- Task brief
With the pictures left out, copy the listing below exactly.

[Dataset entries]
--------------------

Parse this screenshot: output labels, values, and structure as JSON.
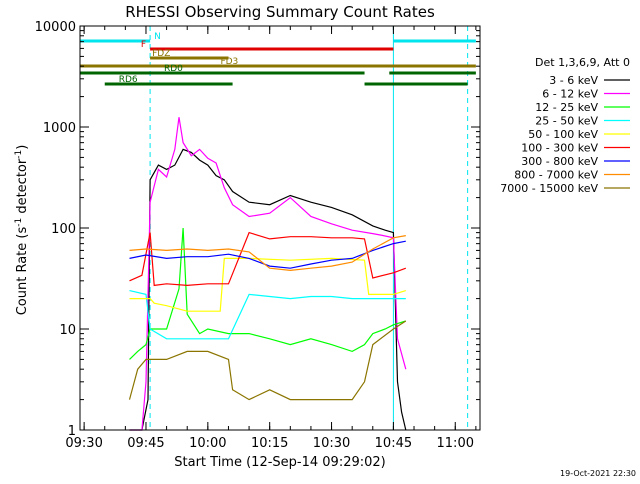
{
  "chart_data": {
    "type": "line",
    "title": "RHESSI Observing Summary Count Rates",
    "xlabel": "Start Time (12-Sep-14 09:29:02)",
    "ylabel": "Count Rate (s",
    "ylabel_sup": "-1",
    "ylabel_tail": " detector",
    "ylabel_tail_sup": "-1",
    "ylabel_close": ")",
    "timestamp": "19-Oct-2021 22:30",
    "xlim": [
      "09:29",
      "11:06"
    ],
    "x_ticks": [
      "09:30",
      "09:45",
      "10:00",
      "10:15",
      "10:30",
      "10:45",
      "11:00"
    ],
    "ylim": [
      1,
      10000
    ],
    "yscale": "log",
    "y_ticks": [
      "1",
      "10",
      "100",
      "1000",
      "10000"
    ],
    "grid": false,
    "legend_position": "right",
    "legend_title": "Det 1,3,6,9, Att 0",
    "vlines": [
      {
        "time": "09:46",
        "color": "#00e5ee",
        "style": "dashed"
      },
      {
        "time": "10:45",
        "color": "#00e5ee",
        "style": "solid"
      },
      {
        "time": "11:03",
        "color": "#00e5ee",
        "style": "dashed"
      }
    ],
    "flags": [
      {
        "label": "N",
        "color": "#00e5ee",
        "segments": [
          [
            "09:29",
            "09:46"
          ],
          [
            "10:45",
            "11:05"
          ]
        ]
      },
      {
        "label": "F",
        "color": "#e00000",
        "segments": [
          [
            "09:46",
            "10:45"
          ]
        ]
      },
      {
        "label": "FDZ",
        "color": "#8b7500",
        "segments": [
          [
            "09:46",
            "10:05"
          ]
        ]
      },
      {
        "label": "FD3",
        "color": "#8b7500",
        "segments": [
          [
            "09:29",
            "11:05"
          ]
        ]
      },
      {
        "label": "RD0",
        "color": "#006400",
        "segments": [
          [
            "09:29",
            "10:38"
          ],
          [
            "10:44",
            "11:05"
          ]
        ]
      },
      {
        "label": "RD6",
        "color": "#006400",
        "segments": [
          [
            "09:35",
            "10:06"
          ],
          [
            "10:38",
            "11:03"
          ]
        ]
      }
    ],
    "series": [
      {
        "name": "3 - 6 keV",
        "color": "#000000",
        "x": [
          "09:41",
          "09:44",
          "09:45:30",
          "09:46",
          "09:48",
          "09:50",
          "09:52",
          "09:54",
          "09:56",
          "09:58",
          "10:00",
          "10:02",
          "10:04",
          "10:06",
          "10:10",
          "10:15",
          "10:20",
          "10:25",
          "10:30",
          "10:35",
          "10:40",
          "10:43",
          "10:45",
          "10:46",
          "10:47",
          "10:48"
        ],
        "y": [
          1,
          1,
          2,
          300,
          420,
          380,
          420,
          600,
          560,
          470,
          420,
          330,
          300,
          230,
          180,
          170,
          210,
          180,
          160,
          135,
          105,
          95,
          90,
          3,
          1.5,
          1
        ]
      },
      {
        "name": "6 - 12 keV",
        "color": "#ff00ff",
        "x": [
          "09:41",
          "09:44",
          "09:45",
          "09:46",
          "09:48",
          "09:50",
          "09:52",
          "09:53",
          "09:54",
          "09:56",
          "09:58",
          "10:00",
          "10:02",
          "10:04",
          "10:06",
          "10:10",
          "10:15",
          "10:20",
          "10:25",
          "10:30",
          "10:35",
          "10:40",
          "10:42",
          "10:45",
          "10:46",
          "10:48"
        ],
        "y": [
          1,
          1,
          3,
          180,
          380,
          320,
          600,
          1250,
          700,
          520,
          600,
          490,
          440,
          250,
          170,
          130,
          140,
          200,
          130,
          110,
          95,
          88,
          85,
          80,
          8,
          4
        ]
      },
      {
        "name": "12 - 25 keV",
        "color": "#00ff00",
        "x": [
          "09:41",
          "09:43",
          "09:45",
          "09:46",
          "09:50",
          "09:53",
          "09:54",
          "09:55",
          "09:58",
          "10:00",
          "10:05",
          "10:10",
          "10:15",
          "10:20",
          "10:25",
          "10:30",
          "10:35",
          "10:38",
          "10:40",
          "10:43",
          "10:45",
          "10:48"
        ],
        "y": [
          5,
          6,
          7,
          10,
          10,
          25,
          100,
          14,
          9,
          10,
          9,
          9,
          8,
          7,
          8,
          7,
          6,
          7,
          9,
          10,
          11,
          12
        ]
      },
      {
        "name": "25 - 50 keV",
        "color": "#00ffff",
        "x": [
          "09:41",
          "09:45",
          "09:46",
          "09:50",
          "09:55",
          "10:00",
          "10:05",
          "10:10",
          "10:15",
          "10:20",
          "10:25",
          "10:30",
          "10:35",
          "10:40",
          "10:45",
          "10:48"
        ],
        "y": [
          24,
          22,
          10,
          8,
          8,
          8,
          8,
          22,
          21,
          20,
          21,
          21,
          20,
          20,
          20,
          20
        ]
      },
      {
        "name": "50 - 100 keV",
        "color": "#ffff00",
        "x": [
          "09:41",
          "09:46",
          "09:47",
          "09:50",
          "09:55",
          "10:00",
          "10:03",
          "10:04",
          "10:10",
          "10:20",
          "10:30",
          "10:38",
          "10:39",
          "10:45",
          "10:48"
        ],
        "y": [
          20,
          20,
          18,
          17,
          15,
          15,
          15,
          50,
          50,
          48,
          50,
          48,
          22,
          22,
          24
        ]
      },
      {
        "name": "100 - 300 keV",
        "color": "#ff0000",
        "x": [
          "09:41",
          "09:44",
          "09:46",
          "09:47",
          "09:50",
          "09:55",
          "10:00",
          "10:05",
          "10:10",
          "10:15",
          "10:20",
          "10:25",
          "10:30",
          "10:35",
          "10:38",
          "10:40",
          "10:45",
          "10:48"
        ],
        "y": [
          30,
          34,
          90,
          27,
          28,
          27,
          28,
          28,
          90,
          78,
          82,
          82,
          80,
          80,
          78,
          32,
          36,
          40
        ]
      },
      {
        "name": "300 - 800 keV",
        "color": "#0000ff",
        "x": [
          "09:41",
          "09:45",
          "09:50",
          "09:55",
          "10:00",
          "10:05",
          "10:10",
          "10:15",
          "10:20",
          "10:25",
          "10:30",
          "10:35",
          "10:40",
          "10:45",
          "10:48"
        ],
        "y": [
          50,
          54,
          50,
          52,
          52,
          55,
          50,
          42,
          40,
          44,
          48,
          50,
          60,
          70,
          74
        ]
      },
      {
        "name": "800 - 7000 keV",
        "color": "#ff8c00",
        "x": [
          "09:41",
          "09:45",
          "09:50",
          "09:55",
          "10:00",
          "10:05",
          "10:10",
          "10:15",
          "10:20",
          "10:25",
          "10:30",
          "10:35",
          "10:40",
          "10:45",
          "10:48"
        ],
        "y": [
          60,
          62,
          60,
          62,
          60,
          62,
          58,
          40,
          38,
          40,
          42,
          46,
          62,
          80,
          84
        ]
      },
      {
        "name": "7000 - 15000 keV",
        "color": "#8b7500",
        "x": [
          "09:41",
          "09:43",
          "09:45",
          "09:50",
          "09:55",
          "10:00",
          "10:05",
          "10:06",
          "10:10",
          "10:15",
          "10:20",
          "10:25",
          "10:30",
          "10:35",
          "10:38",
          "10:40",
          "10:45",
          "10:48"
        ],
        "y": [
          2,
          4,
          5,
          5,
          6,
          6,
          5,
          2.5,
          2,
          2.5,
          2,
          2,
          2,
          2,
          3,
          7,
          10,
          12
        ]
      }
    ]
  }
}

--------------------

- Response to the task
Parse this screenshot: output labels, values, and structure as JSON.
{
  "chart_data": {
    "type": "line",
    "title": "RHESSI Observing Summary Count Rates",
    "xlabel": "Start Time (12-Sep-14 09:29:02)",
    "ylabel": "Count Rate (s",
    "ylabel_sup": "-1",
    "ylabel_tail": " detector",
    "ylabel_tail_sup": "-1",
    "ylabel_close": ")",
    "timestamp": "19-Oct-2021 22:30",
    "xlim": [
      "09:29",
      "11:06"
    ],
    "x_ticks": [
      "09:30",
      "09:45",
      "10:00",
      "10:15",
      "10:30",
      "10:45",
      "11:00"
    ],
    "ylim": [
      1,
      10000
    ],
    "yscale": "log",
    "y_ticks": [
      "1",
      "10",
      "100",
      "1000",
      "10000"
    ],
    "grid": false,
    "legend_position": "right",
    "legend_title": "Det 1,3,6,9, Att 0",
    "vlines": [
      {
        "time": "09:46",
        "color": "#00e5ee",
        "style": "dashed"
      },
      {
        "time": "10:45",
        "color": "#00e5ee",
        "style": "solid"
      },
      {
        "time": "11:03",
        "color": "#00e5ee",
        "style": "dashed"
      }
    ],
    "flags": [
      {
        "label": "N",
        "color": "#00e5ee",
        "segments": [
          [
            "09:29",
            "09:46"
          ],
          [
            "10:45",
            "11:05"
          ]
        ]
      },
      {
        "label": "F",
        "color": "#e00000",
        "segments": [
          [
            "09:46",
            "10:45"
          ]
        ]
      },
      {
        "label": "FDZ",
        "color": "#8b7500",
        "segments": [
          [
            "09:46",
            "10:05"
          ]
        ]
      },
      {
        "label": "FD3",
        "color": "#8b7500",
        "segments": [
          [
            "09:29",
            "11:05"
          ]
        ]
      },
      {
        "label": "RD0",
        "color": "#006400",
        "segments": [
          [
            "09:29",
            "10:38"
          ],
          [
            "10:44",
            "11:05"
          ]
        ]
      },
      {
        "label": "RD6",
        "color": "#006400",
        "segments": [
          [
            "09:35",
            "10:06"
          ],
          [
            "10:38",
            "11:03"
          ]
        ]
      }
    ],
    "series": [
      {
        "name": "3 - 6 keV",
        "color": "#000000",
        "x": [
          "09:41",
          "09:44",
          "09:45:30",
          "09:46",
          "09:48",
          "09:50",
          "09:52",
          "09:54",
          "09:56",
          "09:58",
          "10:00",
          "10:02",
          "10:04",
          "10:06",
          "10:10",
          "10:15",
          "10:20",
          "10:25",
          "10:30",
          "10:35",
          "10:40",
          "10:43",
          "10:45",
          "10:46",
          "10:47",
          "10:48"
        ],
        "y": [
          1,
          1,
          2,
          300,
          420,
          380,
          420,
          600,
          560,
          470,
          420,
          330,
          300,
          230,
          180,
          170,
          210,
          180,
          160,
          135,
          105,
          95,
          90,
          3,
          1.5,
          1
        ]
      },
      {
        "name": "6 - 12 keV",
        "color": "#ff00ff",
        "x": [
          "09:41",
          "09:44",
          "09:45",
          "09:46",
          "09:48",
          "09:50",
          "09:52",
          "09:53",
          "09:54",
          "09:56",
          "09:58",
          "10:00",
          "10:02",
          "10:04",
          "10:06",
          "10:10",
          "10:15",
          "10:20",
          "10:25",
          "10:30",
          "10:35",
          "10:40",
          "10:42",
          "10:45",
          "10:46",
          "10:48"
        ],
        "y": [
          1,
          1,
          3,
          180,
          380,
          320,
          600,
          1250,
          700,
          520,
          600,
          490,
          440,
          250,
          170,
          130,
          140,
          200,
          130,
          110,
          95,
          88,
          85,
          80,
          8,
          4
        ]
      },
      {
        "name": "12 - 25 keV",
        "color": "#00ff00",
        "x": [
          "09:41",
          "09:43",
          "09:45",
          "09:46",
          "09:50",
          "09:53",
          "09:54",
          "09:55",
          "09:58",
          "10:00",
          "10:05",
          "10:10",
          "10:15",
          "10:20",
          "10:25",
          "10:30",
          "10:35",
          "10:38",
          "10:40",
          "10:43",
          "10:45",
          "10:48"
        ],
        "y": [
          5,
          6,
          7,
          10,
          10,
          25,
          100,
          14,
          9,
          10,
          9,
          9,
          8,
          7,
          8,
          7,
          6,
          7,
          9,
          10,
          11,
          12
        ]
      },
      {
        "name": "25 - 50 keV",
        "color": "#00ffff",
        "x": [
          "09:41",
          "09:45",
          "09:46",
          "09:50",
          "09:55",
          "10:00",
          "10:05",
          "10:10",
          "10:15",
          "10:20",
          "10:25",
          "10:30",
          "10:35",
          "10:40",
          "10:45",
          "10:48"
        ],
        "y": [
          24,
          22,
          10,
          8,
          8,
          8,
          8,
          22,
          21,
          20,
          21,
          21,
          20,
          20,
          20,
          20
        ]
      },
      {
        "name": "50 - 100 keV",
        "color": "#ffff00",
        "x": [
          "09:41",
          "09:46",
          "09:47",
          "09:50",
          "09:55",
          "10:00",
          "10:03",
          "10:04",
          "10:10",
          "10:20",
          "10:30",
          "10:38",
          "10:39",
          "10:45",
          "10:48"
        ],
        "y": [
          20,
          20,
          18,
          17,
          15,
          15,
          15,
          50,
          50,
          48,
          50,
          48,
          22,
          22,
          24
        ]
      },
      {
        "name": "100 - 300 keV",
        "color": "#ff0000",
        "x": [
          "09:41",
          "09:44",
          "09:46",
          "09:47",
          "09:50",
          "09:55",
          "10:00",
          "10:05",
          "10:10",
          "10:15",
          "10:20",
          "10:25",
          "10:30",
          "10:35",
          "10:38",
          "10:40",
          "10:45",
          "10:48"
        ],
        "y": [
          30,
          34,
          90,
          27,
          28,
          27,
          28,
          28,
          90,
          78,
          82,
          82,
          80,
          80,
          78,
          32,
          36,
          40
        ]
      },
      {
        "name": "300 - 800 keV",
        "color": "#0000ff",
        "x": [
          "09:41",
          "09:45",
          "09:50",
          "09:55",
          "10:00",
          "10:05",
          "10:10",
          "10:15",
          "10:20",
          "10:25",
          "10:30",
          "10:35",
          "10:40",
          "10:45",
          "10:48"
        ],
        "y": [
          50,
          54,
          50,
          52,
          52,
          55,
          50,
          42,
          40,
          44,
          48,
          50,
          60,
          70,
          74
        ]
      },
      {
        "name": "800 - 7000 keV",
        "color": "#ff8c00",
        "x": [
          "09:41",
          "09:45",
          "09:50",
          "09:55",
          "10:00",
          "10:05",
          "10:10",
          "10:15",
          "10:20",
          "10:25",
          "10:30",
          "10:35",
          "10:40",
          "10:45",
          "10:48"
        ],
        "y": [
          60,
          62,
          60,
          62,
          60,
          62,
          58,
          40,
          38,
          40,
          42,
          46,
          62,
          80,
          84
        ]
      },
      {
        "name": "7000 - 15000 keV",
        "color": "#8b7500",
        "x": [
          "09:41",
          "09:43",
          "09:45",
          "09:50",
          "09:55",
          "10:00",
          "10:05",
          "10:06",
          "10:10",
          "10:15",
          "10:20",
          "10:25",
          "10:30",
          "10:35",
          "10:38",
          "10:40",
          "10:45",
          "10:48"
        ],
        "y": [
          2,
          4,
          5,
          5,
          6,
          6,
          5,
          2.5,
          2,
          2.5,
          2,
          2,
          2,
          2,
          3,
          7,
          10,
          12
        ]
      }
    ]
  }
}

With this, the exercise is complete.